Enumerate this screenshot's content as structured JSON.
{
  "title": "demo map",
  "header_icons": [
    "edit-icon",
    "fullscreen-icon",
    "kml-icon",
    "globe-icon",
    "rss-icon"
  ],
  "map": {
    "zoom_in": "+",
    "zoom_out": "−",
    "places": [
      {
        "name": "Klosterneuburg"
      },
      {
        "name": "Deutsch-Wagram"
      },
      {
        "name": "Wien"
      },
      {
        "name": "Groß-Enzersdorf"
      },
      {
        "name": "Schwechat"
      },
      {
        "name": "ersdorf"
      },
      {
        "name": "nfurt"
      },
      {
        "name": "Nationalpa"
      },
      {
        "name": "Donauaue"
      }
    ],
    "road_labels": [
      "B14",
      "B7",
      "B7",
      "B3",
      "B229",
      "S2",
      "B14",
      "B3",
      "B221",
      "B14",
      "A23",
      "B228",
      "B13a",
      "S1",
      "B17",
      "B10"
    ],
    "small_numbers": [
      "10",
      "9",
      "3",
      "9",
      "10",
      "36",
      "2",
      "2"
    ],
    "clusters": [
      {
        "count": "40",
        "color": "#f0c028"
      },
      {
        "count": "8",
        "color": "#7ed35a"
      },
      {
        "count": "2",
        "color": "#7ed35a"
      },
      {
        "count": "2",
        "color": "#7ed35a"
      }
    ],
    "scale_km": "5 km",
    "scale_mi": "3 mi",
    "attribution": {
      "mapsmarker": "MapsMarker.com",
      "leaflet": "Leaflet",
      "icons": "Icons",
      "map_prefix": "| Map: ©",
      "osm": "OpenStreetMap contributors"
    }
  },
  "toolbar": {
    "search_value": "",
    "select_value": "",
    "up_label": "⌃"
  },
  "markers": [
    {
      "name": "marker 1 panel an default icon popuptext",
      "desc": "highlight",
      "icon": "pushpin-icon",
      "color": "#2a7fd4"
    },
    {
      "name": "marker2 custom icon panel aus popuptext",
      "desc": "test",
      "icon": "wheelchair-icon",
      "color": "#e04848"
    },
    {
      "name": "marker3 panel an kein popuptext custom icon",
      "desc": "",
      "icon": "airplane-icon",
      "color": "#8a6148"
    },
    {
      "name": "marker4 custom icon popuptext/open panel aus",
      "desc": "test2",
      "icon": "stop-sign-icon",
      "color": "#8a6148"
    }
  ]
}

* [Exercise directions]: Copy every line verbatim.

* [Solution below]:
Enumerate this screenshot's content as structured JSON.
{
  "title": "demo map",
  "header_icons": [
    "edit-icon",
    "fullscreen-icon",
    "kml-icon",
    "globe-icon",
    "rss-icon"
  ],
  "map": {
    "zoom_in": "+",
    "zoom_out": "−",
    "places": [
      {
        "name": "Klosterneuburg"
      },
      {
        "name": "Deutsch-Wagram"
      },
      {
        "name": "Wien"
      },
      {
        "name": "Groß-Enzersdorf"
      },
      {
        "name": "Schwechat"
      },
      {
        "name": "ersdorf"
      },
      {
        "name": "nfurt"
      },
      {
        "name": "Nationalpa"
      },
      {
        "name": "Donauaue"
      }
    ],
    "road_labels": [
      "B14",
      "B7",
      "B7",
      "B3",
      "B229",
      "S2",
      "B14",
      "B3",
      "B221",
      "B14",
      "A23",
      "B228",
      "B13a",
      "S1",
      "B17",
      "B10"
    ],
    "small_numbers": [
      "10",
      "9",
      "3",
      "9",
      "10",
      "36",
      "2",
      "2"
    ],
    "clusters": [
      {
        "count": "40",
        "color": "#f0c028"
      },
      {
        "count": "8",
        "color": "#7ed35a"
      },
      {
        "count": "2",
        "color": "#7ed35a"
      },
      {
        "count": "2",
        "color": "#7ed35a"
      }
    ],
    "scale_km": "5 km",
    "scale_mi": "3 mi",
    "attribution": {
      "mapsmarker": "MapsMarker.com",
      "leaflet": "Leaflet",
      "icons": "Icons",
      "map_prefix": "| Map: ©",
      "osm": "OpenStreetMap contributors"
    }
  },
  "toolbar": {
    "search_value": "",
    "select_value": "",
    "up_label": "⌃"
  },
  "markers": [
    {
      "name": "marker 1 panel an default icon popuptext",
      "desc": "highlight",
      "icon": "pushpin-icon",
      "color": "#2a7fd4"
    },
    {
      "name": "marker2 custom icon panel aus popuptext",
      "desc": "test",
      "icon": "wheelchair-icon",
      "color": "#e04848"
    },
    {
      "name": "marker3 panel an kein popuptext custom icon",
      "desc": "",
      "icon": "airplane-icon",
      "color": "#8a6148"
    },
    {
      "name": "marker4 custom icon popuptext/open panel aus",
      "desc": "test2",
      "icon": "stop-sign-icon",
      "color": "#8a6148"
    }
  ]
}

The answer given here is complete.